WHAT NEEDS TO BE DONE :: Copy each line of the entries beneath that contains the word "document".

INPUT MATERIAL ::
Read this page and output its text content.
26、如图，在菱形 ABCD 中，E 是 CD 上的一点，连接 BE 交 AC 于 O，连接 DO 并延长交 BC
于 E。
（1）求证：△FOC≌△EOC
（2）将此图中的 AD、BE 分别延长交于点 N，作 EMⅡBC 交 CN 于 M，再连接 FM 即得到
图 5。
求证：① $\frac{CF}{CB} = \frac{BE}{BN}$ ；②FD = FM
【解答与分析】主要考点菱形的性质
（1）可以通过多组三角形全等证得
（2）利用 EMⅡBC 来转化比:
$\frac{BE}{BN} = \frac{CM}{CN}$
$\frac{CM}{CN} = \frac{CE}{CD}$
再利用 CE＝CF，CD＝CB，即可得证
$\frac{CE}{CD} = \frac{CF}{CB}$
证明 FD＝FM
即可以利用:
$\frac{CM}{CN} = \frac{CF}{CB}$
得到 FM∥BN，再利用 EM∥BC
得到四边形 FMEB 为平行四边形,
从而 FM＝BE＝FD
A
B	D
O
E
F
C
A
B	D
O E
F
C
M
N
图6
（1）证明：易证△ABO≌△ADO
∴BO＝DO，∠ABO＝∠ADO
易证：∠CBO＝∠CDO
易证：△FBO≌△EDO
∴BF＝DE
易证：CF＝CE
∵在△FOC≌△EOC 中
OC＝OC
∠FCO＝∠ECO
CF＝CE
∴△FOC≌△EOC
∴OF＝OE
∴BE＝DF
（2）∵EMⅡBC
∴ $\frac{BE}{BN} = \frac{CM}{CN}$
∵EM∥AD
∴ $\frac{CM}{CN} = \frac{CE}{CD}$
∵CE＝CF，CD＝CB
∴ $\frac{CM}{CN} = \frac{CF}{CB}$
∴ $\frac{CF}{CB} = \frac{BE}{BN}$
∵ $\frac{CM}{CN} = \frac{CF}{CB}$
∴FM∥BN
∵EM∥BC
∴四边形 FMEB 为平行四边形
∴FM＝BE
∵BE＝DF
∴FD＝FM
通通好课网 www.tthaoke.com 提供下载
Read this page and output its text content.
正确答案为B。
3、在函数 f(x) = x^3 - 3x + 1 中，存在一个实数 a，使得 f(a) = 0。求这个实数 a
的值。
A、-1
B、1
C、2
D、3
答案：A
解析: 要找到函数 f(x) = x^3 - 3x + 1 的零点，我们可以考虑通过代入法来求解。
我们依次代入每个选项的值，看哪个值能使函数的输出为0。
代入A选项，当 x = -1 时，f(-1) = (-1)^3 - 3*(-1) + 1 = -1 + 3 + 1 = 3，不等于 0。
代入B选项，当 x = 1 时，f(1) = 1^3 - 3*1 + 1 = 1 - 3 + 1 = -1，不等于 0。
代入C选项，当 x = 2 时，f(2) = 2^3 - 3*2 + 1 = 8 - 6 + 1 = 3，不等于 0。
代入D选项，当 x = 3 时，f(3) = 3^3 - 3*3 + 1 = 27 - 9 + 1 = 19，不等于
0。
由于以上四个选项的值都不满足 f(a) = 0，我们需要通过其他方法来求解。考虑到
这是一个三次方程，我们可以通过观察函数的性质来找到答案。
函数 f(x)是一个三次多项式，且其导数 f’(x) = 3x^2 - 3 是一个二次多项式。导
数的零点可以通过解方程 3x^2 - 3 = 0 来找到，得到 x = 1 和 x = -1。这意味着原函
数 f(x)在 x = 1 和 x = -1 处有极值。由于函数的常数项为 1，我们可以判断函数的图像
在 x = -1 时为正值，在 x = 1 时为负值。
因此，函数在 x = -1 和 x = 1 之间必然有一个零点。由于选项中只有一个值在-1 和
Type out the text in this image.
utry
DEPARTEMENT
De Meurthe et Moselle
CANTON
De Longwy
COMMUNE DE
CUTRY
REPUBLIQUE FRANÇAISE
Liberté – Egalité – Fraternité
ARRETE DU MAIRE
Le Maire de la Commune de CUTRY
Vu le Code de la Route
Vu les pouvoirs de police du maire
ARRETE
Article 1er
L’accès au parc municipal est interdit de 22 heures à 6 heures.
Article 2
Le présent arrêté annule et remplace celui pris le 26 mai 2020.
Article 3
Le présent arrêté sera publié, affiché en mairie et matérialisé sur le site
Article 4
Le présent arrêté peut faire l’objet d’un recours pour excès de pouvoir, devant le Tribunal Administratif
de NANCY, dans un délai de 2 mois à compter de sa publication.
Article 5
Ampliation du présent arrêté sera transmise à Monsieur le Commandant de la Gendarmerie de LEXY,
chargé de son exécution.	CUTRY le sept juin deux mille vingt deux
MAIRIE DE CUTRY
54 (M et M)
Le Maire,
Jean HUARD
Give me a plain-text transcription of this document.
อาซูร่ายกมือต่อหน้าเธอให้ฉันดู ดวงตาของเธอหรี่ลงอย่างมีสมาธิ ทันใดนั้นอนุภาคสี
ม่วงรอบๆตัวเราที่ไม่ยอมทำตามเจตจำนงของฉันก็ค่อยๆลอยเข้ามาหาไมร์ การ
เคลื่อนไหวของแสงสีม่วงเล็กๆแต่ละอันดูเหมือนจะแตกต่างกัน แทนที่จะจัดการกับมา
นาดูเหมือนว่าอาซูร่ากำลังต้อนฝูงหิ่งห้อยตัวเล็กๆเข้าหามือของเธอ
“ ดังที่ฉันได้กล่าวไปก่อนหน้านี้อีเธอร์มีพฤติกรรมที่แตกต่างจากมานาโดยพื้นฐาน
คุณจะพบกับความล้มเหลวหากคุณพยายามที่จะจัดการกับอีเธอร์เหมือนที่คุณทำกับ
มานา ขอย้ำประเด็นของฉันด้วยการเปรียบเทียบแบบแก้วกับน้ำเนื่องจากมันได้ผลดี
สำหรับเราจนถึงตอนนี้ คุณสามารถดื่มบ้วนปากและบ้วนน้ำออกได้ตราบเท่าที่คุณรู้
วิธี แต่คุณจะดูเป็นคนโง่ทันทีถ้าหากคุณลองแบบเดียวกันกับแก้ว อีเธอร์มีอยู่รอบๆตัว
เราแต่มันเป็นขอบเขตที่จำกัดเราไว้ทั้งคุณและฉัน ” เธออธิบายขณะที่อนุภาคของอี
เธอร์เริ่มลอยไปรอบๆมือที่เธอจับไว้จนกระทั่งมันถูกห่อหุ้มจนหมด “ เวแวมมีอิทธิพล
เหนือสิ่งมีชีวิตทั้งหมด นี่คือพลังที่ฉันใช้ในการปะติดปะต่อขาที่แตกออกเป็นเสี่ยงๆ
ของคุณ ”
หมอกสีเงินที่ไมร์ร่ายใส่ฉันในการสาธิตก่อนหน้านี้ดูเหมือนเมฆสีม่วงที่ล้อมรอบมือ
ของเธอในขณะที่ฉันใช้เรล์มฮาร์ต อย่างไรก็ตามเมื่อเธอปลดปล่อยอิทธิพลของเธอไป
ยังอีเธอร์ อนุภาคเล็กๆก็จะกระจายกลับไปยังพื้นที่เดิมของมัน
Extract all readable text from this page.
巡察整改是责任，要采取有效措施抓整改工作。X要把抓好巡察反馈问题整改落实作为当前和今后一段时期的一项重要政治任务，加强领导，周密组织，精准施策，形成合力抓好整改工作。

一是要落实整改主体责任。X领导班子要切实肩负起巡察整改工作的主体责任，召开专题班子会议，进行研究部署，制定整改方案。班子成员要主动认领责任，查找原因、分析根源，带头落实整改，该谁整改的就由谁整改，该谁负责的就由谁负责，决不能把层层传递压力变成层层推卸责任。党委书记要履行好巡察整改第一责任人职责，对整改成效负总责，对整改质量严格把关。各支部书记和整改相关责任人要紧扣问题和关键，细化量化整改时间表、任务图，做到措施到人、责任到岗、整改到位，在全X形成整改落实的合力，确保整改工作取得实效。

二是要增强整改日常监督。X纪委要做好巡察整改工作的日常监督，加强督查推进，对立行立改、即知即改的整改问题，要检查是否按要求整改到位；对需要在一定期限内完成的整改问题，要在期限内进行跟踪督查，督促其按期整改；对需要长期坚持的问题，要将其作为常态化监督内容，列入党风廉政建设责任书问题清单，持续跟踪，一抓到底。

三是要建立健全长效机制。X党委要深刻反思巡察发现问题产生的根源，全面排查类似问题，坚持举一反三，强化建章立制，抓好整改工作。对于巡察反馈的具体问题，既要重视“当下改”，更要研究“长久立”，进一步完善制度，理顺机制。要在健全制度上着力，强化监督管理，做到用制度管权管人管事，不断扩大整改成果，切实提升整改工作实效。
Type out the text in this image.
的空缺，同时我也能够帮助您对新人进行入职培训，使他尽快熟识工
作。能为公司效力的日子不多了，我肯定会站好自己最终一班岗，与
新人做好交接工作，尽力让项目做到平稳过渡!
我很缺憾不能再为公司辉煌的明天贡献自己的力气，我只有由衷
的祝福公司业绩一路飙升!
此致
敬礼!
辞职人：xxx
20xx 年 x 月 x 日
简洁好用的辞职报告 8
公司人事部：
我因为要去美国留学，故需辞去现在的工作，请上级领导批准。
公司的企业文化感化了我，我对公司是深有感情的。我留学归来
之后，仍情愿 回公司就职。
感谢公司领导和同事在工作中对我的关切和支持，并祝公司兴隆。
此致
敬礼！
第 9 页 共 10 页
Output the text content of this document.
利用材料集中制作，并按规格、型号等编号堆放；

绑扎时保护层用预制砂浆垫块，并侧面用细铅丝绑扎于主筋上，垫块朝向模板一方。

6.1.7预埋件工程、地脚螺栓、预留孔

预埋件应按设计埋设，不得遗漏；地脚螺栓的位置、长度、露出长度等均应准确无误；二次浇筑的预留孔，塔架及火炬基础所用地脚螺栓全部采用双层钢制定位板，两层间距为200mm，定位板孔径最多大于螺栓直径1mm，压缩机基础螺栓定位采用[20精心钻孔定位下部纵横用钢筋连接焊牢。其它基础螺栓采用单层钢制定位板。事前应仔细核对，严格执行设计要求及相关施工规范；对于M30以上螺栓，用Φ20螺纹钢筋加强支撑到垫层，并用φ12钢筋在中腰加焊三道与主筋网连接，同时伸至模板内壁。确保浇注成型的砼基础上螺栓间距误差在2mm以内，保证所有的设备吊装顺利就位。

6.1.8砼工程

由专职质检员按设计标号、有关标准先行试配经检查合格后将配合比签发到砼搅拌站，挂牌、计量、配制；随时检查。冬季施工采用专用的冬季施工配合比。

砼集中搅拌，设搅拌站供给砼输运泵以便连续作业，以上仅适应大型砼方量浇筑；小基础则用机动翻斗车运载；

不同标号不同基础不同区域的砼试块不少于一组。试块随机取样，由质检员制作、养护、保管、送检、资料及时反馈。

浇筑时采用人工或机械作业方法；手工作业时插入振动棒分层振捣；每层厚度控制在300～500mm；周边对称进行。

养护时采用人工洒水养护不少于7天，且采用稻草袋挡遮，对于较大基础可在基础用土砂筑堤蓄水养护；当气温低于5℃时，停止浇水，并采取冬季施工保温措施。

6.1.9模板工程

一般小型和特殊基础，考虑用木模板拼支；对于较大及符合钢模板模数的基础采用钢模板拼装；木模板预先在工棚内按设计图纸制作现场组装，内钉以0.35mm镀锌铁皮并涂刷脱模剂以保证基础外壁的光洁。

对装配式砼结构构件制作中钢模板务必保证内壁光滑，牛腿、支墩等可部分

PROBLEM SOLUTION ::
Give me a plain-text transcription of this document.
Output the text content of this document.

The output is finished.